● **WHAT YOU HAVE TO DO**
The data below needs to be returned exactly, line for line.

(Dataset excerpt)
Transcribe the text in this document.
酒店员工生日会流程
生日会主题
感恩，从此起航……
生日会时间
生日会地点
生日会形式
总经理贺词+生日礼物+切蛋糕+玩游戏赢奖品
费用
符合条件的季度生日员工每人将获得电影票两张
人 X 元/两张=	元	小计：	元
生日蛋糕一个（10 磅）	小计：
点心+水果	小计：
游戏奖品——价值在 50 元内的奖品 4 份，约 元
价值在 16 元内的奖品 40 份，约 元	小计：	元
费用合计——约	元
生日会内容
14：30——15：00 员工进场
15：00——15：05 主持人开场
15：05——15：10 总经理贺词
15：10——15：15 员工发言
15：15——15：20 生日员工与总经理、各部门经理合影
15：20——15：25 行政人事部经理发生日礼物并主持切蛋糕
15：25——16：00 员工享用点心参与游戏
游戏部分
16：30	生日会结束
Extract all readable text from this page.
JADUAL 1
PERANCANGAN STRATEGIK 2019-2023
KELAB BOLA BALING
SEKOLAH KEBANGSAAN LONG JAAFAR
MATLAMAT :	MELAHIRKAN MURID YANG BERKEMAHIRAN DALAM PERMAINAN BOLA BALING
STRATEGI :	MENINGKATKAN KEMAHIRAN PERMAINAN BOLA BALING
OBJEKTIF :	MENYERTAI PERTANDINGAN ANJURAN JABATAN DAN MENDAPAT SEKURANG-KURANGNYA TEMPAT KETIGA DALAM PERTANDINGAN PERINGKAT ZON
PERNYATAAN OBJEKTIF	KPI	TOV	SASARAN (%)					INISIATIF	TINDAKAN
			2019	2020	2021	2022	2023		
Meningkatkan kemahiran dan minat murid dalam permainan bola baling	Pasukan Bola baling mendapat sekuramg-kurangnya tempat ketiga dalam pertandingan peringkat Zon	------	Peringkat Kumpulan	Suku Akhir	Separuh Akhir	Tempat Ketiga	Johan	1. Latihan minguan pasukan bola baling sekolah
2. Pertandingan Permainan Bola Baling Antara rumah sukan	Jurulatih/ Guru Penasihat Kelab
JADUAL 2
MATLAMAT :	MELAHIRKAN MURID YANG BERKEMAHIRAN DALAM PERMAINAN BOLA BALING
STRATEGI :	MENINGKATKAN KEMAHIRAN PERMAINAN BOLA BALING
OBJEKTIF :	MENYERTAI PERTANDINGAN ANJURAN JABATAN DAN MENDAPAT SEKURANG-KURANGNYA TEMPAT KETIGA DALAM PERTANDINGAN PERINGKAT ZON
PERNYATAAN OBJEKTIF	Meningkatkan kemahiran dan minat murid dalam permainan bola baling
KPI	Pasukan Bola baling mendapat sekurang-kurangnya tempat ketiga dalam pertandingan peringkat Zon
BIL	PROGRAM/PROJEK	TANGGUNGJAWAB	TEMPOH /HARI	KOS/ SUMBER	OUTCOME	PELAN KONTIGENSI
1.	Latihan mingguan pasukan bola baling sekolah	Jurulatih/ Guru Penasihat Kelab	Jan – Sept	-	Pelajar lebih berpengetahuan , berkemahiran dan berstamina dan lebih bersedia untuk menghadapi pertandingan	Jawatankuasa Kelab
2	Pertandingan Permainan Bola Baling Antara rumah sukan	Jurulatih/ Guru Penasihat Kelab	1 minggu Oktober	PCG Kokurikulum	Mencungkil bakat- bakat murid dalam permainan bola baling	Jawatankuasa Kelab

● **OUTPUT OF THE TASK**
Transcribe the text in this document.
酒店员工生日会流程
生日会主题
感恩，从此起航……
生日会时间
生日会地点
生日会形式
总经理贺词+生日礼物+切蛋糕+玩游戏赢奖品
费用
符合条件的季度生日员工每人将获得电影票两张
人 X 元/两张=	元	小计：	元
生日蛋糕一个（10 磅）	小计：
点心+水果	小计：
游戏奖品——价值在 50 元内的奖品 4 份，约 元
价值在 16 元内的奖品 40 份，约 元	小计：	元
费用合计——约	元
生日会内容
14：30——15：00 员工进场
15：00——15：05 主持人开场
15：05——15：10 总经理贺词
15：10——15：15 员工发言
15：15——15：20 生日员工与总经理、各部门经理合影
15：20——15：25 行政人事部经理发生日礼物并主持切蛋糕
15：25——16：00 员工享用点心参与游戏
游戏部分
16：30	生日会结束
Extract all readable text from this page.
JADUAL 1
PERANCANGAN STRATEGIK 2019-2023
KELAB BOLA BALING
SEKOLAH KEBANGSAAN LONG JAAFAR
MATLAMAT :	MELAHIRKAN MURID YANG BERKEMAHIRAN DALAM PERMAINAN BOLA BALING
STRATEGI :	MENINGKATKAN KEMAHIRAN PERMAINAN BOLA BALING
OBJEKTIF :	MENYERTAI PERTANDINGAN ANJURAN JABATAN DAN MENDAPAT SEKURANG-KURANGNYA TEMPAT KETIGA DALAM PERTANDINGAN PERINGKAT ZON
PERNYATAAN OBJEKTIF	KPI	TOV	SASARAN (%)					INISIATIF	TINDAKAN
			2019	2020	2021	2022	2023		
Meningkatkan kemahiran dan minat murid dalam permainan bola baling	Pasukan Bola baling mendapat sekuramg-kurangnya tempat ketiga dalam pertandingan peringkat Zon	------	Peringkat Kumpulan	Suku Akhir	Separuh Akhir	Tempat Ketiga	Johan	1. Latihan minguan pasukan bola baling sekolah
2. Pertandingan Permainan Bola Baling Antara rumah sukan	Jurulatih/ Guru Penasihat Kelab
JADUAL 2
MATLAMAT :	MELAHIRKAN MURID YANG BERKEMAHIRAN DALAM PERMAINAN BOLA BALING
STRATEGI :	MENINGKATKAN KEMAHIRAN PERMAINAN BOLA BALING
OBJEKTIF :	MENYERTAI PERTANDINGAN ANJURAN JABATAN DAN MENDAPAT SEKURANG-KURANGNYA TEMPAT KETIGA DALAM PERTANDINGAN PERINGKAT ZON
PERNYATAAN OBJEKTIF	Meningkatkan kemahiran dan minat murid dalam permainan bola baling
KPI	Pasukan Bola baling mendapat sekurang-kurangnya tempat ketiga dalam pertandingan peringkat Zon
BIL	PROGRAM/PROJEK	TANGGUNGJAWAB	TEMPOH /HARI	KOS/ SUMBER	OUTCOME	PELAN KONTIGENSI
1.	Latihan mingguan pasukan bola baling sekolah	Jurulatih/ Guru Penasihat Kelab	Jan – Sept	-	Pelajar lebih berpengetahuan , berkemahiran dan berstamina dan lebih bersedia untuk menghadapi pertandingan	Jawatankuasa Kelab
2	Pertandingan Permainan Bola Baling Antara rumah sukan	Jurulatih/ Guru Penasihat Kelab	1 minggu Oktober	PCG Kokurikulum	Mencungkil bakat- bakat murid dalam permainan bola baling	Jawatankuasa Kelab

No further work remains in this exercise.